• [Aim of the task]:
Records follow. Pull out every line that contains "JSON".

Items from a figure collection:
-- BEGIN --
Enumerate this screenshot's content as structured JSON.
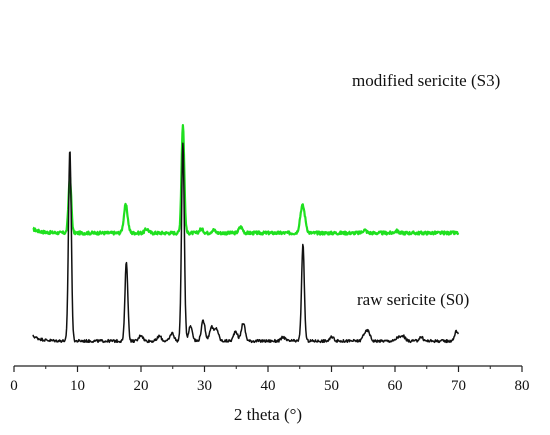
{
  "chart_data": {
    "type": "line",
    "xlabel": "2 theta (°)",
    "ylabel": "",
    "xlim": [
      0,
      80
    ],
    "x_ticks": [
      0,
      10,
      20,
      30,
      40,
      50,
      60,
      70,
      80
    ],
    "y_axis_visible": false,
    "grid": false,
    "legend": "none",
    "series": [
      {
        "name": "modified sericite (S3)",
        "color": "#1fe01f",
        "baseline": 108,
        "peaks": [
          [
            8.8,
            55
          ],
          [
            17.6,
            28
          ],
          [
            20.9,
            4
          ],
          [
            26.6,
            108
          ],
          [
            29.5,
            4
          ],
          [
            31.4,
            3
          ],
          [
            35.7,
            6
          ],
          [
            45.3,
            20
          ],
          [
            45.7,
            14
          ],
          [
            55.2,
            3
          ],
          [
            60.2,
            2
          ]
        ],
        "noise": 1.6,
        "start_bump": 4,
        "x_range": [
          3,
          70
        ]
      },
      {
        "name": "raw sericite (S0)",
        "color": "#111111",
        "baseline": 0,
        "peaks": [
          [
            8.8,
            192
          ],
          [
            17.7,
            80
          ],
          [
            20.0,
            6
          ],
          [
            22.9,
            5
          ],
          [
            24.9,
            8
          ],
          [
            26.6,
            198
          ],
          [
            27.8,
            15
          ],
          [
            29.8,
            20
          ],
          [
            31.1,
            14
          ],
          [
            31.9,
            12
          ],
          [
            34.9,
            10
          ],
          [
            36.1,
            18
          ],
          [
            42.4,
            4
          ],
          [
            45.5,
            96
          ],
          [
            50.1,
            4
          ],
          [
            55.2,
            7
          ],
          [
            55.8,
            9
          ],
          [
            60.5,
            4
          ],
          [
            61.3,
            5
          ],
          [
            64.1,
            4
          ],
          [
            69.7,
            10
          ]
        ],
        "noise": 1.4,
        "start_bump": 5,
        "x_range": [
          3,
          70
        ]
      }
    ]
  }
}
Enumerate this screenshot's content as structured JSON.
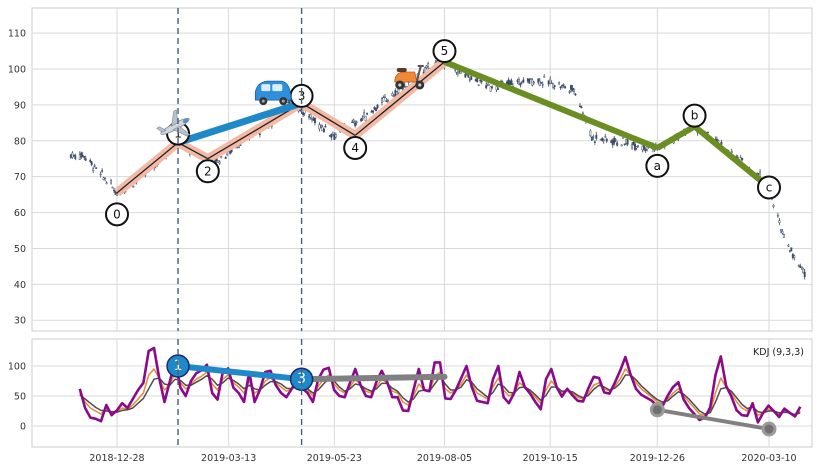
{
  "chart_data": [
    {
      "type": "candlestick",
      "panel": "price",
      "ylim": [
        27,
        117
      ],
      "y_ticks": [
        30,
        40,
        50,
        60,
        70,
        80,
        90,
        100,
        110
      ],
      "x_ticks": [
        "2018-12-28",
        "2019-03-13",
        "2019-05-23",
        "2019-08-05",
        "2019-10-15",
        "2019-12-26",
        "2020-03-10"
      ],
      "price_path": [
        {
          "date": "2018-11-27",
          "close": 76
        },
        {
          "date": "2018-12-06",
          "close": 76
        },
        {
          "date": "2018-12-14",
          "close": 72
        },
        {
          "date": "2018-12-21",
          "close": 69
        },
        {
          "date": "2018-12-28",
          "close": 65.5
        },
        {
          "date": "2019-01-10",
          "close": 69
        },
        {
          "date": "2019-01-24",
          "close": 74
        },
        {
          "date": "2019-02-07",
          "close": 79.5
        },
        {
          "date": "2019-02-21",
          "close": 76
        },
        {
          "date": "2019-03-06",
          "close": 74.5
        },
        {
          "date": "2019-03-22",
          "close": 80
        },
        {
          "date": "2019-04-10",
          "close": 85
        },
        {
          "date": "2019-04-25",
          "close": 91
        },
        {
          "date": "2019-05-08",
          "close": 86
        },
        {
          "date": "2019-05-23",
          "close": 81.5
        },
        {
          "date": "2019-06-10",
          "close": 86
        },
        {
          "date": "2019-06-25",
          "close": 91
        },
        {
          "date": "2019-07-10",
          "close": 95
        },
        {
          "date": "2019-07-25",
          "close": 100
        },
        {
          "date": "2019-08-05",
          "close": 102
        },
        {
          "date": "2019-08-20",
          "close": 98
        },
        {
          "date": "2019-09-05",
          "close": 95
        },
        {
          "date": "2019-09-20",
          "close": 96
        },
        {
          "date": "2019-10-04",
          "close": 97
        },
        {
          "date": "2019-10-18",
          "close": 96
        },
        {
          "date": "2019-11-01",
          "close": 94
        },
        {
          "date": "2019-11-12",
          "close": 81
        },
        {
          "date": "2019-11-27",
          "close": 80
        },
        {
          "date": "2019-12-12",
          "close": 79
        },
        {
          "date": "2019-12-26",
          "close": 78
        },
        {
          "date": "2020-01-09",
          "close": 81
        },
        {
          "date": "2020-01-20",
          "close": 84
        },
        {
          "date": "2020-02-05",
          "close": 79
        },
        {
          "date": "2020-02-20",
          "close": 74
        },
        {
          "date": "2020-03-05",
          "close": 70
        },
        {
          "date": "2020-03-10",
          "close": 66
        },
        {
          "date": "2020-03-17",
          "close": 57
        },
        {
          "date": "2020-03-24",
          "close": 50
        },
        {
          "date": "2020-04-03",
          "close": 43
        }
      ],
      "waves": [
        {
          "label": "0",
          "date": "2018-12-28",
          "price": 65.5,
          "label_price": 59.5
        },
        {
          "label": "1",
          "date": "2019-02-07",
          "price": 79.5,
          "label_price": 82
        },
        {
          "label": "2",
          "date": "2019-02-27",
          "price": 75,
          "label_price": 71.5
        },
        {
          "label": "3",
          "date": "2019-05-01",
          "price": 90.5,
          "label_price": 92.5
        },
        {
          "label": "4",
          "date": "2019-06-06",
          "price": 81.5,
          "label_price": 78
        },
        {
          "label": "5",
          "date": "2019-08-05",
          "price": 102,
          "label_price": 105
        },
        {
          "label": "a",
          "date": "2019-12-26",
          "price": 78,
          "label_price": 73
        },
        {
          "label": "b",
          "date": "2020-01-20",
          "price": 84,
          "label_price": 87
        },
        {
          "label": "c",
          "date": "2020-03-10",
          "price": 67,
          "label_price": 67
        }
      ],
      "impulse_color": "#F4B9A4",
      "correction_color": "#6B8E23",
      "extension_color": "#1E88C8",
      "extension_line": [
        {
          "date": "2019-02-07",
          "price": 79.5
        },
        {
          "date": "2019-05-01",
          "price": 90.5
        }
      ],
      "markers": [
        {
          "icon": "airplane-icon",
          "date": "2019-02-05",
          "price": 84
        },
        {
          "icon": "car-icon",
          "date": "2019-04-12",
          "price": 93
        },
        {
          "icon": "scooter-icon",
          "date": "2019-07-12",
          "price": 97.5
        }
      ],
      "vlines": [
        "2019-02-07",
        "2019-05-01"
      ]
    },
    {
      "type": "line",
      "panel": "indicator",
      "indicator_label": "KDJ (9,3,3)",
      "ylim": [
        -35,
        145
      ],
      "y_ticks": [
        0,
        50,
        100
      ],
      "series_colors": {
        "K": "#E8893A",
        "D": "#4D4D4D",
        "J": "#8B0A8B"
      },
      "series": [
        {
          "key": "K",
          "values": [
            55,
            40,
            30,
            25,
            20,
            28,
            22,
            24,
            30,
            28,
            35,
            45,
            55,
            85,
            95,
            80,
            60,
            70,
            88,
            72,
            62,
            70,
            78,
            83,
            90,
            70,
            60,
            78,
            85,
            72,
            65,
            55,
            75,
            55,
            60,
            75,
            80,
            72,
            65,
            58,
            62,
            70,
            65,
            60,
            50,
            66,
            78,
            85,
            70,
            60,
            55,
            65,
            78,
            68,
            58,
            55,
            66,
            78,
            72,
            58,
            55,
            40,
            35,
            50,
            70,
            60,
            58,
            82,
            90,
            62,
            55,
            60,
            70,
            85,
            70,
            55,
            50,
            45,
            65,
            80,
            60,
            50,
            55,
            72,
            65,
            58,
            48,
            38,
            60,
            75,
            65,
            55,
            60,
            55,
            48,
            45,
            55,
            68,
            72,
            62,
            58,
            66,
            78,
            95,
            85,
            72,
            62,
            55,
            48,
            40,
            38,
            45,
            55,
            62,
            50,
            40,
            30,
            20,
            18,
            25,
            55,
            80,
            65,
            55,
            40,
            30,
            25,
            35,
            18,
            22,
            28,
            25,
            20,
            25,
            22,
            18,
            25
          ]
        },
        {
          "key": "D",
          "values": [
            52,
            45,
            38,
            31,
            26,
            25,
            24,
            23,
            26,
            27,
            30,
            38,
            46,
            62,
            78,
            80,
            70,
            68,
            78,
            76,
            68,
            68,
            73,
            78,
            84,
            78,
            68,
            72,
            80,
            76,
            70,
            62,
            68,
            62,
            60,
            68,
            74,
            74,
            70,
            63,
            62,
            67,
            66,
            62,
            55,
            60,
            70,
            79,
            75,
            65,
            58,
            62,
            70,
            68,
            62,
            58,
            62,
            71,
            71,
            63,
            58,
            47,
            40,
            45,
            58,
            60,
            58,
            70,
            82,
            70,
            60,
            60,
            65,
            77,
            73,
            62,
            55,
            48,
            56,
            70,
            66,
            56,
            55,
            64,
            65,
            60,
            52,
            43,
            51,
            65,
            65,
            58,
            59,
            57,
            51,
            47,
            51,
            61,
            68,
            65,
            60,
            63,
            71,
            85,
            85,
            77,
            67,
            59,
            51,
            44,
            40,
            42,
            50,
            57,
            53,
            45,
            35,
            25,
            20,
            22,
            40,
            62,
            64,
            58,
            47,
            36,
            29,
            32,
            24,
            22,
            25,
            25,
            22,
            23,
            22,
            19,
            22
          ]
        },
        {
          "key": "J",
          "values": [
            62,
            30,
            14,
            12,
            8,
            35,
            18,
            26,
            38,
            30,
            45,
            60,
            72,
            125,
            130,
            80,
            40,
            74,
            108,
            64,
            50,
            75,
            88,
            93,
            102,
            55,
            44,
            90,
            96,
            64,
            55,
            40,
            90,
            40,
            60,
            90,
            92,
            68,
            55,
            48,
            62,
            77,
            63,
            55,
            40,
            78,
            94,
            97,
            60,
            50,
            48,
            72,
            95,
            68,
            50,
            48,
            74,
            92,
            74,
            48,
            48,
            26,
            25,
            60,
            95,
            60,
            58,
            106,
            106,
            46,
            45,
            60,
            80,
            100,
            65,
            42,
            40,
            38,
            78,
            100,
            48,
            38,
            55,
            90,
            65,
            54,
            40,
            28,
            78,
            95,
            65,
            49,
            62,
            51,
            42,
            41,
            63,
            82,
            80,
            56,
            54,
            72,
            92,
            115,
            85,
            62,
            52,
            47,
            42,
            33,
            33,
            51,
            65,
            73,
            44,
            30,
            20,
            10,
            14,
            31,
            85,
            116,
            67,
            49,
            26,
            18,
            17,
            38,
            6,
            22,
            34,
            25,
            15,
            29,
            22,
            16,
            32
          ]
        }
      ],
      "extension_color": "#1E88C8",
      "connector_color": "#808080",
      "points": [
        {
          "label": "1",
          "date": "2019-02-07",
          "value": 100,
          "color": "#1E88C8"
        },
        {
          "label": "3",
          "date": "2019-05-01",
          "value": 78,
          "color": "#1E88C8"
        },
        {
          "label": "",
          "date": "2019-08-05",
          "value": 82,
          "color": "#808080"
        },
        {
          "label": "",
          "date": "2019-12-26",
          "value": 27,
          "color": "#808080"
        },
        {
          "label": "",
          "date": "2020-03-10",
          "value": -5,
          "color": "#808080"
        }
      ]
    }
  ]
}
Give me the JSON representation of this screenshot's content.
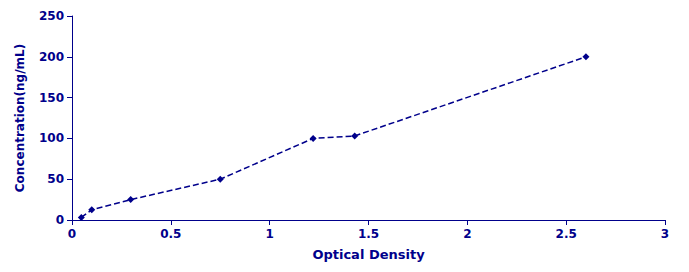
{
  "chart_data": {
    "type": "line",
    "xlabel": "Optical Density",
    "ylabel": "Concentration(ng/mL)",
    "x": [
      0.047,
      0.1,
      0.297,
      0.75,
      1.22,
      1.43,
      2.6
    ],
    "values": [
      3.125,
      12.5,
      25,
      50,
      100,
      103,
      200
    ],
    "color": "#00008B",
    "marker": "diamond",
    "line_style": "dashed",
    "xlim": [
      0,
      3
    ],
    "ylim": [
      0,
      250
    ],
    "xticks": [
      0,
      0.5,
      1,
      1.5,
      2,
      2.5,
      3
    ],
    "yticks": [
      0,
      50,
      100,
      150,
      200,
      250
    ],
    "grid": false
  }
}
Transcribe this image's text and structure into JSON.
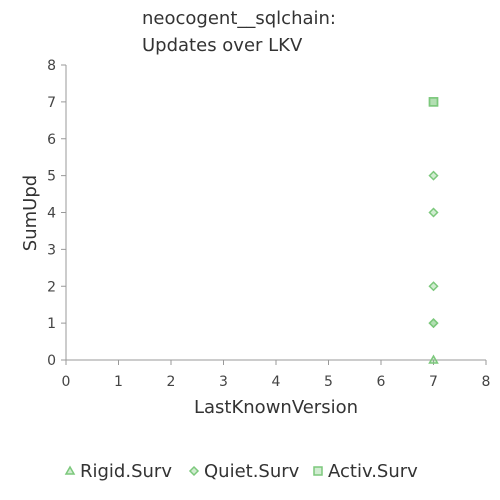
{
  "chart_data": {
    "type": "scatter",
    "title_lines": [
      "neocogent__sqlchain:",
      "Updates over LKV"
    ],
    "xlabel": "LastKnownVersion",
    "ylabel": "SumUpd",
    "xlim": [
      0,
      8
    ],
    "ylim": [
      0,
      8
    ],
    "xticks": [
      "0",
      "1",
      "2",
      "3",
      "4",
      "5",
      "6",
      "7",
      "8"
    ],
    "yticks": [
      "0",
      "1",
      "2",
      "3",
      "4",
      "5",
      "6",
      "7",
      "8"
    ],
    "grid": false,
    "legend_position": "bottom",
    "series": [
      {
        "name": "Rigid.Surv",
        "marker": "triangle",
        "color": "#7cc87c",
        "points": [
          [
            7,
            0
          ]
        ]
      },
      {
        "name": "Quiet.Surv",
        "marker": "diamond",
        "color": "#7cc87c",
        "points": [
          [
            7,
            1
          ],
          [
            7,
            1
          ],
          [
            7,
            2
          ],
          [
            7,
            4
          ],
          [
            7,
            5
          ]
        ]
      },
      {
        "name": "Activ.Surv",
        "marker": "square",
        "color": "#7cc87c",
        "points": [
          [
            7,
            7
          ],
          [
            7,
            7
          ]
        ]
      }
    ]
  }
}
-- END --
• [Response]:
Enumerate this screenshot's content as structured JSON.
Enumerate this screenshot's content as structured JSON.
Give me the JSON representation of this screenshot's content.
Transcribe this image's text and structure into JSON.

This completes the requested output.